* EXERCISE INSTRUCTIONS *
Output every line of the records below as a JSON array of strings, one string per line, omitting blank lines.

* MATERIALS PROVIDED *
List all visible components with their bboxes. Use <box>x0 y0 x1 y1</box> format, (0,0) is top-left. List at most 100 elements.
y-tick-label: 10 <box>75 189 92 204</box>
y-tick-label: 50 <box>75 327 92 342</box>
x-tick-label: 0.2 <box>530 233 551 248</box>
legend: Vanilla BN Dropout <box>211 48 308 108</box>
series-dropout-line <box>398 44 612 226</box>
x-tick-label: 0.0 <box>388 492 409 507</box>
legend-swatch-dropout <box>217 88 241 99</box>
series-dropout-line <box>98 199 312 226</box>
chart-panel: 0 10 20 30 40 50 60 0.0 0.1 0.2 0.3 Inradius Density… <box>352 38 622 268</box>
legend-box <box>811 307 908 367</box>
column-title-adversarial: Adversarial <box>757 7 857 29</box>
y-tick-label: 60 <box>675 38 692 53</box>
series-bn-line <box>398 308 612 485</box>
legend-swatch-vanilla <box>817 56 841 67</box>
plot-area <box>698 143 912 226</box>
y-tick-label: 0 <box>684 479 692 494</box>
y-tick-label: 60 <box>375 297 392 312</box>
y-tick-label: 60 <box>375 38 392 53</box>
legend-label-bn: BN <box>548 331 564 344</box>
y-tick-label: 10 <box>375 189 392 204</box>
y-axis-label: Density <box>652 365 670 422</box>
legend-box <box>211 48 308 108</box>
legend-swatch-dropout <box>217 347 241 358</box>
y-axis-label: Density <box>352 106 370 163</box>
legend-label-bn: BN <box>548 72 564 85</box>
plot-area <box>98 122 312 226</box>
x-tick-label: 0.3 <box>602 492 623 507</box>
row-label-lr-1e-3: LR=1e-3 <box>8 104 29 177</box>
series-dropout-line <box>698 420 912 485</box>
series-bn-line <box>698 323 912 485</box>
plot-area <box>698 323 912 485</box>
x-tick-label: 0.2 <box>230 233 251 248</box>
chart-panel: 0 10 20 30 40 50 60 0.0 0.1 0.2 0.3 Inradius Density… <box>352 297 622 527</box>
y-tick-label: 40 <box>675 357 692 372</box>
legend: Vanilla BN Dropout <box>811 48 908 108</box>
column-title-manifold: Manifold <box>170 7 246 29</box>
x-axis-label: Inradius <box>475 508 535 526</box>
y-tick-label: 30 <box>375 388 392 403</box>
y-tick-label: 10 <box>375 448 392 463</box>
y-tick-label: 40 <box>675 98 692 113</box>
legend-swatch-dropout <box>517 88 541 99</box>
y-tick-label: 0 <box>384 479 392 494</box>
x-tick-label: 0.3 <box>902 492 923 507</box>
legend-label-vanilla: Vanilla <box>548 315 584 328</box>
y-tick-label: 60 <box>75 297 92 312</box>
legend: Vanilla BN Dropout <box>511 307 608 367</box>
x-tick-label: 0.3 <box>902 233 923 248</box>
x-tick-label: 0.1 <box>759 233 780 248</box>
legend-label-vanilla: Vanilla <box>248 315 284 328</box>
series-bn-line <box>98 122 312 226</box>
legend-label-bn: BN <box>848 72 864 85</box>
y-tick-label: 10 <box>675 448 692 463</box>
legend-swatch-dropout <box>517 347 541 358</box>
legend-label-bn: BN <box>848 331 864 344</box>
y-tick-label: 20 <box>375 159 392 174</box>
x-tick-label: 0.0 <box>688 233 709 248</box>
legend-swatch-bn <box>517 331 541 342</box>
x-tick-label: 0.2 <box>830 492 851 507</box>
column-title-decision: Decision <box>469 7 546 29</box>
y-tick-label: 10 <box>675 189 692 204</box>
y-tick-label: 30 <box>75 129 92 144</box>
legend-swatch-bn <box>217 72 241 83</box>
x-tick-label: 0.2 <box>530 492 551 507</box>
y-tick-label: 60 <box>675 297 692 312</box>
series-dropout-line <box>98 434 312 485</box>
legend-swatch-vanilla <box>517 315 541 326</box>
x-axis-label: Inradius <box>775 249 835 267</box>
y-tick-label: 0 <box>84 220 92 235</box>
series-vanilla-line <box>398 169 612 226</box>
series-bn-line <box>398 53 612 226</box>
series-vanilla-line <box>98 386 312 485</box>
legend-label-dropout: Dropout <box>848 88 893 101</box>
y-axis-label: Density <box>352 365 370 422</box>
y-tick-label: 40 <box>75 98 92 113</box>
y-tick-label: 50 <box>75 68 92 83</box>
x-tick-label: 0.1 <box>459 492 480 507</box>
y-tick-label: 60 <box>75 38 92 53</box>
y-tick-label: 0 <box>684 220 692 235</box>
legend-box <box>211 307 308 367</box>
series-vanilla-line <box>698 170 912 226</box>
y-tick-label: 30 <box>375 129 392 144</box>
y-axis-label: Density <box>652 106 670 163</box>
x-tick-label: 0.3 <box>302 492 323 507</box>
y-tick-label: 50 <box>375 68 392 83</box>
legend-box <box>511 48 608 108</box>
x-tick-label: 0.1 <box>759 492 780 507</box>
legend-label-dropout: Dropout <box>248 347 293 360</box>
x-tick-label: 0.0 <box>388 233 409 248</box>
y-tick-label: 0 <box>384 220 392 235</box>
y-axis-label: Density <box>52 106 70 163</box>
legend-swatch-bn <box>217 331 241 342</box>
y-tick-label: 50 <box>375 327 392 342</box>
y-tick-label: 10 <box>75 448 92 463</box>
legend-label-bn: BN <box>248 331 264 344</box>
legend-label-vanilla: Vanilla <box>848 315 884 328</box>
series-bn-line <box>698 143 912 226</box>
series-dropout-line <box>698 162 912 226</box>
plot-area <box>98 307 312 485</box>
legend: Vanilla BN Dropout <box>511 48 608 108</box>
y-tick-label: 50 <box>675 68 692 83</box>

* REPLY TO THE EXERCISE *
[
  "List all visible components with their bboxes. Use <box>x0 y0 x1 y1</box> format, (0,0) is top-left. List at most 100 elements.",
  "y-tick-label: 10 <box>75 189 92 204</box>",
  "y-tick-label: 50 <box>75 327 92 342</box>",
  "x-tick-label: 0.2 <box>530 233 551 248</box>",
  "legend: Vanilla BN Dropout <box>211 48 308 108</box>",
  "series-dropout-line <box>398 44 612 226</box>",
  "x-tick-label: 0.0 <box>388 492 409 507</box>",
  "legend-swatch-dropout <box>217 88 241 99</box>",
  "series-dropout-line <box>98 199 312 226</box>",
  "chart-panel: 0 10 20 30 40 50 60 0.0 0.1 0.2 0.3 Inradius Density… <box>352 38 622 268</box>",
  "legend-box <box>811 307 908 367</box>",
  "column-title-adversarial: Adversarial <box>757 7 857 29</box>",
  "y-tick-label: 60 <box>675 38 692 53</box>",
  "series-bn-line <box>398 308 612 485</box>",
  "legend-swatch-vanilla <box>817 56 841 67</box>",
  "plot-area <box>698 143 912 226</box>",
  "y-tick-label: 0 <box>684 479 692 494</box>",
  "y-tick-label: 60 <box>375 297 392 312</box>",
  "y-tick-label: 60 <box>375 38 392 53</box>",
  "legend-label-bn: BN <box>548 331 564 344</box>",
  "y-tick-label: 10 <box>375 189 392 204</box>",
  "y-axis-label: Density <box>652 365 670 422</box>",
  "legend-box <box>211 48 308 108</box>",
  "legend-swatch-dropout <box>217 347 241 358</box>",
  "y-axis-label: Density <box>352 106 370 163</box>",
  "legend-label-bn: BN <box>548 72 564 85</box>",
  "plot-area <box>98 122 312 226</box>",
  "x-tick-label: 0.3 <box>602 492 623 507</box>",
  "row-label-lr-1e-3: LR=1e-3 <box>8 104 29 177</box>",
  "series-dropout-line <box>698 420 912 485</box>",
  "series-bn-line <box>698 323 912 485</box>",
  "plot-area <box>698 323 912 485</box>",
  "x-tick-label: 0.2 <box>230 233 251 248</box>",
  "chart-panel: 0 10 20 30 40 50 60 0.0 0.1 0.2 0.3 Inradius Density… <box>352 297 622 527</box>",
  "y-tick-label: 40 <box>675 357 692 372</box>",
  "legend: Vanilla BN Dropout <box>811 48 908 108</box>",
  "column-title-manifold: Manifold <box>170 7 246 29</box>",
  "x-axis-label: Inradius <box>475 508 535 526</box>",
  "y-tick-label: 30 <box>375 388 392 403</box>",
  "y-tick-label: 10 <box>375 448 392 463</box>",
  "y-tick-label: 40 <box>675 98 692 113</box>",
  "legend-swatch-dropout <box>517 88 541 99</box>",
  "y-tick-label: 0 <box>384 479 392 494</box>",
  "x-tick-label: 0.3 <box>902 492 923 507</box>",
  "legend-label-vanilla: Vanilla <box>548 315 584 328</box>",
  "y-tick-label: 60 <box>75 297 92 312</box>",
  "legend: Vanilla BN Dropout <box>511 307 608 367</box>",
  "x-tick-label: 0.3 <box>902 233 923 248</box>",
  "x-tick-label: 0.1 <box>759 233 780 248</box>",
  "legend-label-vanilla: Vanilla <box>248 315 284 328</box>",
  "series-bn-line <box>98 122 312 226</box>",
  "legend-label-bn: BN <box>848 72 864 85</box>",
  "y-tick-label: 10 <box>675 448 692 463</box>",
  "legend-swatch-dropout <box>517 347 541 358</box>",
  "legend-label-bn: BN <box>848 331 864 344</box>",
  "y-tick-label: 20 <box>375 159 392 174</box>",
  "x-tick-label: 0.0 <box>688 233 709 248</box>",
  "legend-swatch-bn <box>517 331 541 342</box>",
  "x-tick-label: 0.2 <box>830 492 851 507</box>",
  "column-title-decision: Decision <box>469 7 546 29</box>",
  "y-tick-label: 10 <box>675 189 692 204</box>",
  "y-tick-label: 30 <box>75 129 92 144</box>",
  "legend-swatch-bn <box>217 72 241 83</box>",
  "x-tick-label: 0.2 <box>530 492 551 507</box>",
  "y-tick-label: 60 <box>675 297 692 312</box>",
  "series-dropout-line <box>98 434 312 485</box>",
  "legend-swatch-vanilla <box>517 315 541 326</box>",
  "x-axis-label: Inradius <box>775 249 835 267</box>",
  "y-tick-label: 0 <box>84 220 92 235</box>",
  "series-vanilla-line <box>398 169 612 226</box>",
  "series-bn-line <box>398 53 612 226</box>",
  "series-vanilla-line <box>98 386 312 485</box>",
  "legend-label-dropout: Dropout <box>848 88 893 101</box>",
  "y-axis-label: Density <box>352 365 370 422</box>",
  "y-tick-label: 40 <box>75 98 92 113</box>",
  "y-tick-label: 50 <box>75 68 92 83</box>",
  "x-tick-label: 0.1 <box>459 492 480 507</box>",
  "y-tick-label: 60 <box>75 38 92 53</box>",
  "y-tick-label: 0 <box>684 220 692 235</box>",
  "legend-box <box>211 307 308 367</box>",
  "series-vanilla-line <box>698 170 912 226</box>",
  "y-tick-label: 30 <box>375 129 392 144</box>",
  "y-axis-label: Density <box>652 106 670 163</box>",
  "x-tick-label: 0.3 <box>302 492 323 507</box>",
  "y-tick-label: 50 <box>375 68 392 83</box>",
  "legend-box <box>511 48 608 108</box>",
  "x-tick-label: 0.1 <box>759 492 780 507</box>",
  "legend-label-dropout: Dropout <box>248 347 293 360</box>",
  "x-tick-label: 0.0 <box>388 233 409 248</box>",
  "y-tick-label: 0 <box>384 220 392 235</box>",
  "y-axis-label: Density <box>52 106 70 163</box>",
  "legend-swatch-bn <box>217 331 241 342</box>",
  "y-tick-label: 50 <box>375 327 392 342</box>",
  "y-tick-label: 10 <box>75 448 92 463</box>",
  "legend-label-bn: BN <box>248 331 264 344</box>",
  "legend-label-vanilla: Vanilla <box>848 315 884 328</box>",
  "series-bn-line <box>698 143 912 226</box>",
  "series-dropout-line <box>698 162 912 226</box>",
  "plot-area <box>98 307 312 485</box>",
  "legend: Vanilla BN Dropout <box>511 48 608 108</box>",
  "y-tick-label: 50 <box>675 68 692 83</box>"
]